──────── DOCUMENT EXCERPT

The first two parts can be as simple as something like:

  (git rev-parse --verify HEAD
   echo "I reviewed this and it meets some standard X."
  ) | gpg --sign

where probably you would want to define some kind of parsable metadata
format for your particular workflow.

For storage, you basically have three options:

  1. Somewhere completely outside of git. There's no reason this needs
     to be stored in git at all, depending on your workflow. It may be
     simpler to keep it in some database related to your review system
     (in fact, you may not doing anything cryptographic at all, but
     merely have a separate review system with a central database that
     mentions commits by sha1).

  2. In git tags. You can already do this with:

       git tag -s -m "I reviewed this" HEAD

     But tags aren't a good fit for a workflow that signs every commit
     (some of them perhaps even multiple times!). You end up with lots
     of tag refs.

  3. In git notes. You can do something like:

       (git rev-parse --verify HEAD
        echo "I reviewed this"
       ) | gpg --sign -a |
       git notes add -F - HEAD

     though you'd probably want to be a little more complex, and handle
     lists of signed notes for each commit. And you may want to store
     these in a separate notes ref from the default one.

     The advantage of notes are that they are designed for lots of
     per-commit storage, and can be accessed fairly efficiently.

So now you have your review storage system (or authorship, or whatever
metadata you want to stick in there). You can peek at it manually, of
course, when you suspect something is not right. But you probably also
want to do automatic things, like making sure nothing goes into some
branch "foo" that isn't signed with an authorship note.

Assuming you are storing with git notes (if you are using some external
system, replace the call to git-notes below with whatever database
lookup you would want), you could use a pre-receive hook that did
something like:

  git rev-list $old..$new |
  while read commit; do
    git notes show $commit >tmp
    gpg --verify tmp >data 2>siginfo || die "$commit: signature is bad"
    # ugh, is there really no better way to get this info from gpg?
    perl -lne 'print $1 if /Good signature from "(.*)"/ siginfo >signer
    git show --format="%an <%ae>" $commit >author
    cmp author signer || die "$commit: signer and committer don't match"

────────────────
──────── DATASET EXCERPTS

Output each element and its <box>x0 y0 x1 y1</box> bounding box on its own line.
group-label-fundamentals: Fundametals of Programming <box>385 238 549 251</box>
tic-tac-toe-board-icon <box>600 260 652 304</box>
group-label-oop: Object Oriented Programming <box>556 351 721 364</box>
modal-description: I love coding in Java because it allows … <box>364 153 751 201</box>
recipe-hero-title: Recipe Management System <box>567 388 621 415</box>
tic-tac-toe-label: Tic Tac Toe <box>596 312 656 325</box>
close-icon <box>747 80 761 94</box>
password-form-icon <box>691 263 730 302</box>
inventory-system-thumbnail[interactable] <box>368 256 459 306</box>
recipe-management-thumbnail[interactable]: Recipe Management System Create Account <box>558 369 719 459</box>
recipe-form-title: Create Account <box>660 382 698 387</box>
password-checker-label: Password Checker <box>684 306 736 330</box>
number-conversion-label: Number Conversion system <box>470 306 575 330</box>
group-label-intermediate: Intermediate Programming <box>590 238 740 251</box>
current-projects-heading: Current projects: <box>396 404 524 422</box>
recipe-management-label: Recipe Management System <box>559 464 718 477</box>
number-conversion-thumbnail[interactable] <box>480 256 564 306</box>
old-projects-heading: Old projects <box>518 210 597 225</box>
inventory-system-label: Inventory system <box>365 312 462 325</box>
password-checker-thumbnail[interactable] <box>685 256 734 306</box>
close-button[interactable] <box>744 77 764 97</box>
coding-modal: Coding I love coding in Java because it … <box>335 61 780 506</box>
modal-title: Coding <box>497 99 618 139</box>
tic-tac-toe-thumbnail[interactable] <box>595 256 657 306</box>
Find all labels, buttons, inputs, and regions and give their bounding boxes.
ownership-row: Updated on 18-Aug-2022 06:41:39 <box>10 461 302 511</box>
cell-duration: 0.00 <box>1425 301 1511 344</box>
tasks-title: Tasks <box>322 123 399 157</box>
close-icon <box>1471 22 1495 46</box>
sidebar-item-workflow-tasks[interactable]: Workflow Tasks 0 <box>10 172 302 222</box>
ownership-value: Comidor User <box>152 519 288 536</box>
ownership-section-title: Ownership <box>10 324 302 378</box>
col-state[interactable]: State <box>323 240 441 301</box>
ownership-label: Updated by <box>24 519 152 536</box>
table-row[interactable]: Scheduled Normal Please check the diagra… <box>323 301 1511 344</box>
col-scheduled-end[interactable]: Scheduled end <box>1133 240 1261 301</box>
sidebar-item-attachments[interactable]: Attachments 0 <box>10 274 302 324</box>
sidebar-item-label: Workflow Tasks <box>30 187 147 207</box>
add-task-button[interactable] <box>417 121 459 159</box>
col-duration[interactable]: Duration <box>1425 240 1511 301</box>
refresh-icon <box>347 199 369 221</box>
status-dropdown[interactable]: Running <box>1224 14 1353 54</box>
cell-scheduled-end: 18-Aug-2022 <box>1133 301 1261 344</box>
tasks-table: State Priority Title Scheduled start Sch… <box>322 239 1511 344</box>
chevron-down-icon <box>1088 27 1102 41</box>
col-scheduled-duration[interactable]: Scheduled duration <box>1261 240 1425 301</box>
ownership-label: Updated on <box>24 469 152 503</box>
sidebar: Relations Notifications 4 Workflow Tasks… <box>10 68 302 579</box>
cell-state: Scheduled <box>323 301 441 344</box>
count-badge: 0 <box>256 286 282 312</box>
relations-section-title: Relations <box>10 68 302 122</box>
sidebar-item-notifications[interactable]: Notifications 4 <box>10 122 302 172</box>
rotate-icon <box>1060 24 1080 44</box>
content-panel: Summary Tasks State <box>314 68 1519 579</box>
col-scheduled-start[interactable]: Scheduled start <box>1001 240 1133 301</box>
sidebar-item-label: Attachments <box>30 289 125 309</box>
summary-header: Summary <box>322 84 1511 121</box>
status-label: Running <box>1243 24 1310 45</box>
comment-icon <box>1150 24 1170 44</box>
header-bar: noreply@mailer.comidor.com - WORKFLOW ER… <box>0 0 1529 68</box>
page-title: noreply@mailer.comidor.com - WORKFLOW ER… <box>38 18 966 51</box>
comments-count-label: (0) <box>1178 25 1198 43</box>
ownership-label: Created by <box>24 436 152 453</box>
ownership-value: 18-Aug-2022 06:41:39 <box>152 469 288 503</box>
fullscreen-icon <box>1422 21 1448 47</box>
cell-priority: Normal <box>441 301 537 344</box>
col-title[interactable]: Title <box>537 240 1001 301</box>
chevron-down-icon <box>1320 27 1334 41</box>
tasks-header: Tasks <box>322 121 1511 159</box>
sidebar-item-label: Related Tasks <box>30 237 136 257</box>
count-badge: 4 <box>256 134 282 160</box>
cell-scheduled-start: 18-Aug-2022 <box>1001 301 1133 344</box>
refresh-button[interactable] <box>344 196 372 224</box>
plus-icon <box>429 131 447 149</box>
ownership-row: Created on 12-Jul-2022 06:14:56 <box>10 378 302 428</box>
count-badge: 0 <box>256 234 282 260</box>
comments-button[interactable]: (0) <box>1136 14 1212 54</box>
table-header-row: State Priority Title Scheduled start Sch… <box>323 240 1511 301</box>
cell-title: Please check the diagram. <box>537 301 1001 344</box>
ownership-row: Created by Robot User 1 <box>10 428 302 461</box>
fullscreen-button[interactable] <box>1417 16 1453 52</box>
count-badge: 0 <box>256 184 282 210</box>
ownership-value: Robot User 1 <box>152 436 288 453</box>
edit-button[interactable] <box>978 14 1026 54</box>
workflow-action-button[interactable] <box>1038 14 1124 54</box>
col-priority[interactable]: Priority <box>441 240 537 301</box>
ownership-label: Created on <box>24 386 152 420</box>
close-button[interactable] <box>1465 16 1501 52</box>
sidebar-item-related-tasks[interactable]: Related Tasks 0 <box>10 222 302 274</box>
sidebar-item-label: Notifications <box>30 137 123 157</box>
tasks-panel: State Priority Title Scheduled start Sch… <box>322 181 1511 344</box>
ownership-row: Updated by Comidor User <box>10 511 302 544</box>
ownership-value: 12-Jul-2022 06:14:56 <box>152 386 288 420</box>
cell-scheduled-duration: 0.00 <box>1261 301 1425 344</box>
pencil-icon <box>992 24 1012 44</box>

────────────────

— STATED PROBLEM 1 —
Answer these questions from the text on storing signed reviews in git, one line each:
(a) What command does it give for storing a review in a git tag?
(b) What kind of hook does it suggest for the automatic check?
(c) In that hook, what message is given when the signer and committer differ?
— STATED PROBLEM 2 —
Please explain in one to three sentences why the text on storing signed reviews in git considers tags a poor fit for a workflow that signs every commit.
— STATED PROBLEM 3 —
Decide whether each statement agrees with the text on storing signed reviews in git. Give yes or no and quote the deciding words.
(a) The review information has to be stored in git.
(b) Git notes are designed for lots of per-commit storage.
(c) The signed notes might be kept in a notes ref other than the default one.

— WRITTEN REPLY 1 —
(a) git tag -s -m "I reviewed this" HEAD
(b) A pre-receive hook.
(c) "$commit: signer and committer don't match"

— WRITTEN REPLY 2 —
In such a workflow every commit gets signed, and some commits may be signed more than once. Storing each signature as a tag would therefore leave you with lots of tag refs.

— WRITTEN REPLY 3 —
(a) No: "There's no reason this needs to be stored in git at all, depending on your workflow."
(b) Yes: "they are designed for lots of per-commit storage"
(c) Yes: "you may want to store these in a separate notes ref from the default one."